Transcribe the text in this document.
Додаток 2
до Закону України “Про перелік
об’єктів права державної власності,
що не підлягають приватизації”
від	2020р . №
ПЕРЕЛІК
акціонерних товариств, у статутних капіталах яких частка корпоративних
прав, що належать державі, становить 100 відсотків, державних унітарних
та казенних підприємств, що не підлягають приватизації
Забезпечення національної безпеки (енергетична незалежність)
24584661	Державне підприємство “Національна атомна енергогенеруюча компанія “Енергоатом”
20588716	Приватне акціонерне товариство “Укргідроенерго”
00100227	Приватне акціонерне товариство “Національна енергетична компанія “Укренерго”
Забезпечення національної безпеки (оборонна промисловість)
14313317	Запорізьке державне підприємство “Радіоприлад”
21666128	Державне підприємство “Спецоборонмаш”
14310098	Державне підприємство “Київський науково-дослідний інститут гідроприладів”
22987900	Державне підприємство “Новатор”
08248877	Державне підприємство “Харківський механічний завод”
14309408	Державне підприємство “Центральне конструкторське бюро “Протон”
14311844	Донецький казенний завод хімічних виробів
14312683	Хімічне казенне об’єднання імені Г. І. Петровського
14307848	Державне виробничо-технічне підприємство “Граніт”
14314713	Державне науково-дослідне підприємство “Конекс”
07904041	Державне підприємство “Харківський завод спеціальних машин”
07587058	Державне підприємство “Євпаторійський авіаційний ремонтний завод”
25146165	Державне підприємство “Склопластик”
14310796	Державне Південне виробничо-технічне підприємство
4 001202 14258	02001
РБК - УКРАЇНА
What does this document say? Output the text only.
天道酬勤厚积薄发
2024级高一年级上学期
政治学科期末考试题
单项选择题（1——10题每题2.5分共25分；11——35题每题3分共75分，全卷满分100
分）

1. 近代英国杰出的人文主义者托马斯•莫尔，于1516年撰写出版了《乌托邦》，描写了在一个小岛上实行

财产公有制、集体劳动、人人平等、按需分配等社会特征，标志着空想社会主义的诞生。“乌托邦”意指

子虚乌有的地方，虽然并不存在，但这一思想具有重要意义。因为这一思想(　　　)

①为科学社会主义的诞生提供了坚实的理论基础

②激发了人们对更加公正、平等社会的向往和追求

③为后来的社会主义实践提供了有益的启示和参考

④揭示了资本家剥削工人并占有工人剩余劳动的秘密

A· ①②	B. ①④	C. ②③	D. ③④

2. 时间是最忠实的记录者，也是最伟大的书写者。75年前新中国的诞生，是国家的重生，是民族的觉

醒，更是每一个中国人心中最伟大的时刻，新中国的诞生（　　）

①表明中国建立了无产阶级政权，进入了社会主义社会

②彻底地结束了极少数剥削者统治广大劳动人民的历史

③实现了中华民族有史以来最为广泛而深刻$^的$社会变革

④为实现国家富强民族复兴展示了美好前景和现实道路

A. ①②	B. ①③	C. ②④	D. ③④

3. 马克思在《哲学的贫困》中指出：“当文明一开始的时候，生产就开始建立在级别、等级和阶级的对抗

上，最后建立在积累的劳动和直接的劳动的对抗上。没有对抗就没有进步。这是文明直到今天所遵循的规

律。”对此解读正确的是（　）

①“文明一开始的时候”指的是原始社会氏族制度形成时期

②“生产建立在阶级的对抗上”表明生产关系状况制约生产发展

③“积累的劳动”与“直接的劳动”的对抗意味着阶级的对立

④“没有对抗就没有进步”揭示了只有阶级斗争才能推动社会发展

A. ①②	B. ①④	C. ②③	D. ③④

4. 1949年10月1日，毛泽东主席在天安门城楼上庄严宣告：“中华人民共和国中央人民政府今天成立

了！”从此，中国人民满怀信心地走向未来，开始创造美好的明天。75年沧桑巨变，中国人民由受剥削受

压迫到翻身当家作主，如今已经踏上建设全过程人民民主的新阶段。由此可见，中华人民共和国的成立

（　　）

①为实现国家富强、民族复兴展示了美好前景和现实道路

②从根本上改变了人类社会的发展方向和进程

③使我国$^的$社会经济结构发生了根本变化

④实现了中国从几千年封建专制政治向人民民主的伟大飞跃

══════

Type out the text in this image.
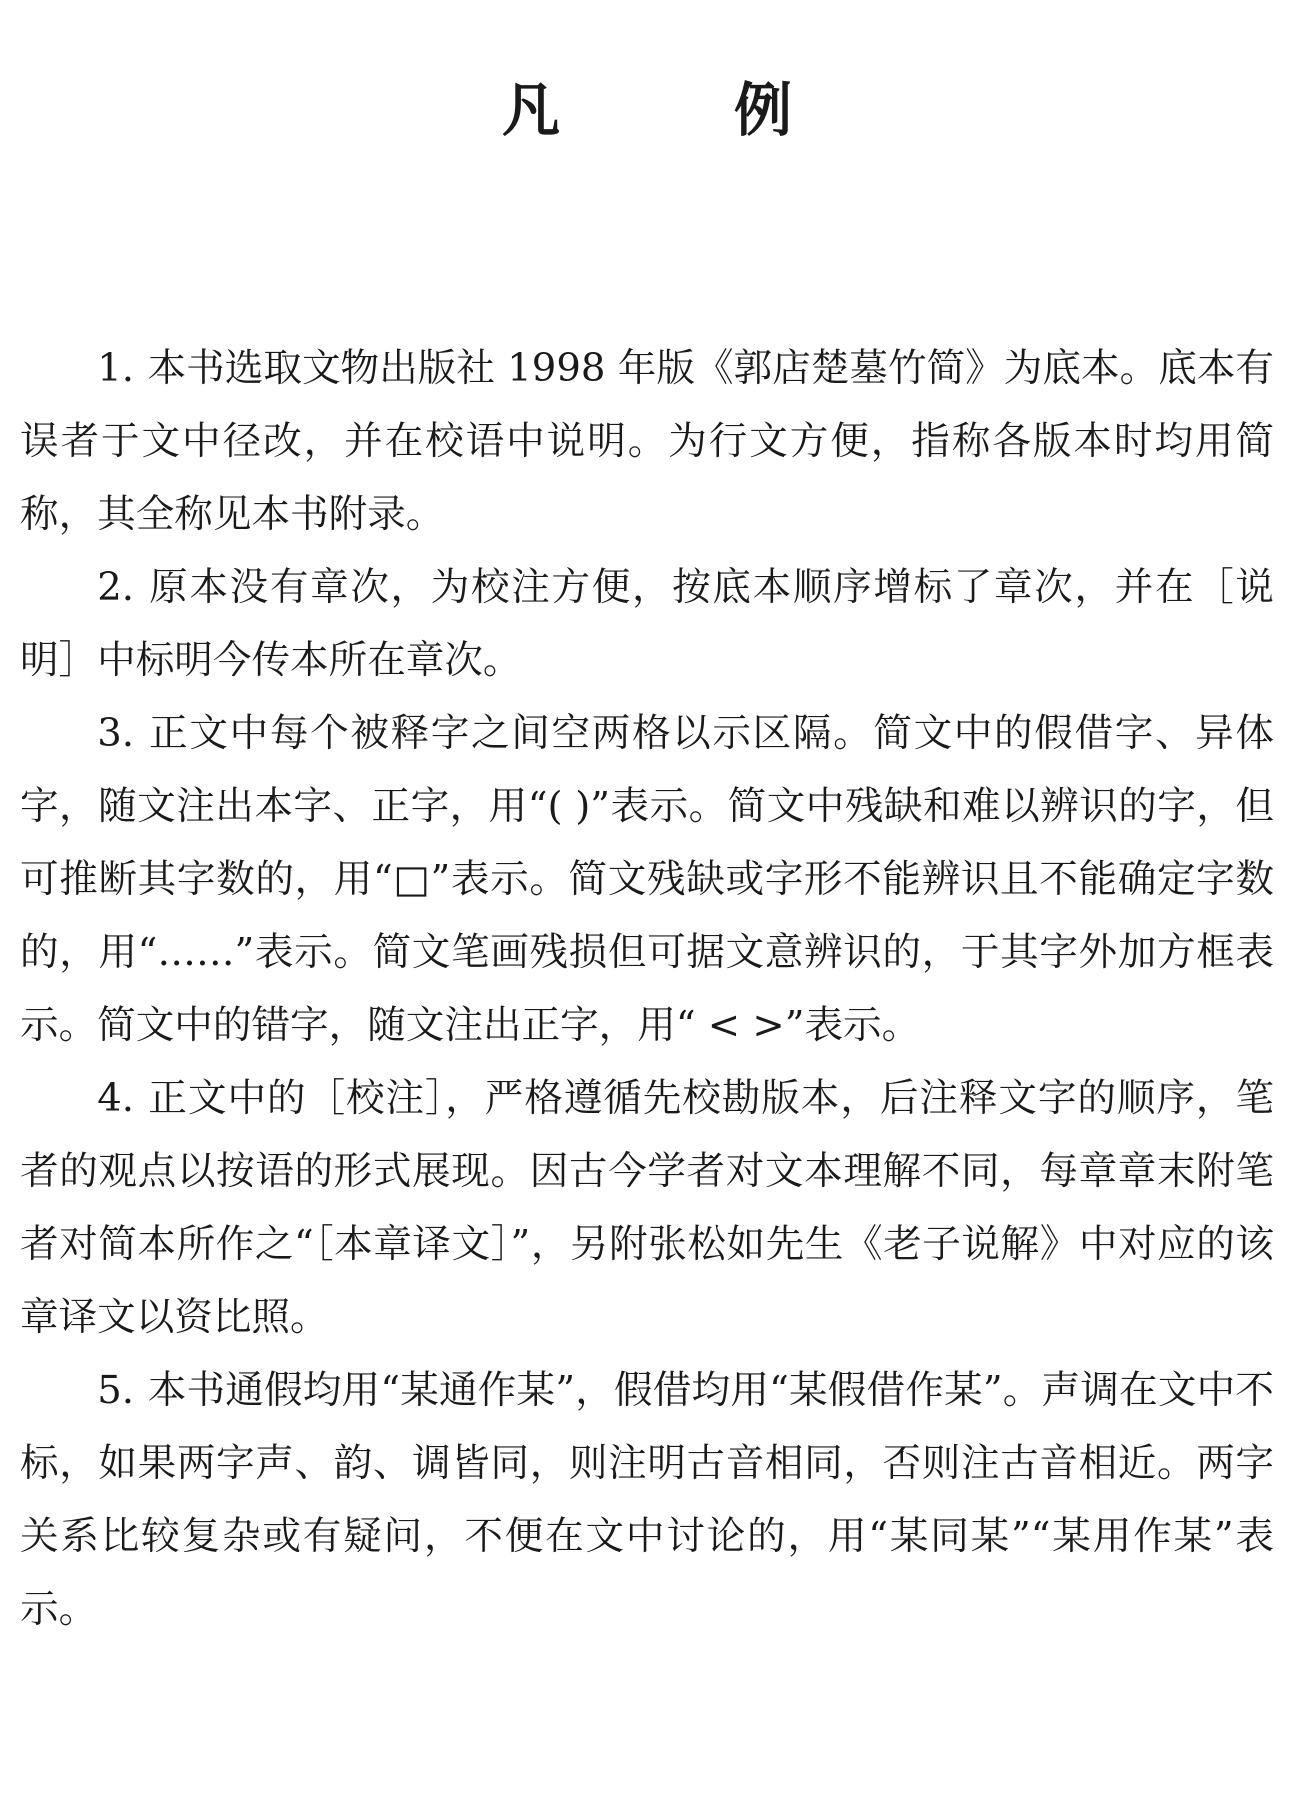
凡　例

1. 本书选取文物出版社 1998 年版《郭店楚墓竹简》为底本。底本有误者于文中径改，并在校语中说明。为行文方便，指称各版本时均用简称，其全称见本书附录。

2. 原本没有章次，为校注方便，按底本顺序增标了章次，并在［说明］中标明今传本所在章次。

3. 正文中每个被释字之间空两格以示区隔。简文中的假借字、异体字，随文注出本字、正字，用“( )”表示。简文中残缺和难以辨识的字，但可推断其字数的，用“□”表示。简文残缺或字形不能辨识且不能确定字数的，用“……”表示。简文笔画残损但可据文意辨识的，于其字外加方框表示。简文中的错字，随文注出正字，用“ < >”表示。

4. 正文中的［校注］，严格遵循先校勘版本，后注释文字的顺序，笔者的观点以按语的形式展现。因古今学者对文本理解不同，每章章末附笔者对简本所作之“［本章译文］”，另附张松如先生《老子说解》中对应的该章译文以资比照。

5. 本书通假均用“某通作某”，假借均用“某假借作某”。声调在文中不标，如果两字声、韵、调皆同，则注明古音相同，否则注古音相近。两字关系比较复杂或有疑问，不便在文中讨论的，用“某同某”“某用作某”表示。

══════

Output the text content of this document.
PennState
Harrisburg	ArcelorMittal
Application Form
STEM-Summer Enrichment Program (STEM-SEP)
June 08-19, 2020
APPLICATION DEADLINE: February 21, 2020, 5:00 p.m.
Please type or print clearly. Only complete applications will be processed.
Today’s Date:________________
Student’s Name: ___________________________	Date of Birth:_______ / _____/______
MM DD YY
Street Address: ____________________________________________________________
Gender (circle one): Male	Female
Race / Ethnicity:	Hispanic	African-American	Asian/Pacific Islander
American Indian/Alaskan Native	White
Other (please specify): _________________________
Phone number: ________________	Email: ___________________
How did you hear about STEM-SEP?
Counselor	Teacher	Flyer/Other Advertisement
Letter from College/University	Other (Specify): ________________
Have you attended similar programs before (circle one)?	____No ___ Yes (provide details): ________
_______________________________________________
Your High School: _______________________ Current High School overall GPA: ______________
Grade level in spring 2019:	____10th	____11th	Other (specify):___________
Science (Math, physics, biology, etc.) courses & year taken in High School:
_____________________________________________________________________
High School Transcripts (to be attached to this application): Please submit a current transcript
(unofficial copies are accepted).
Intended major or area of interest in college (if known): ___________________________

══════

_Brief_. In the records above, find each line that holds the word "School"; copy all such lines.

_The result_.
Your High School: _______________________ Current High School overall GPA: ______________
Science (Math, physics, biology, etc.) courses & year taken in High School:
High School Transcripts (to be attached to this application): Please submit a current transcript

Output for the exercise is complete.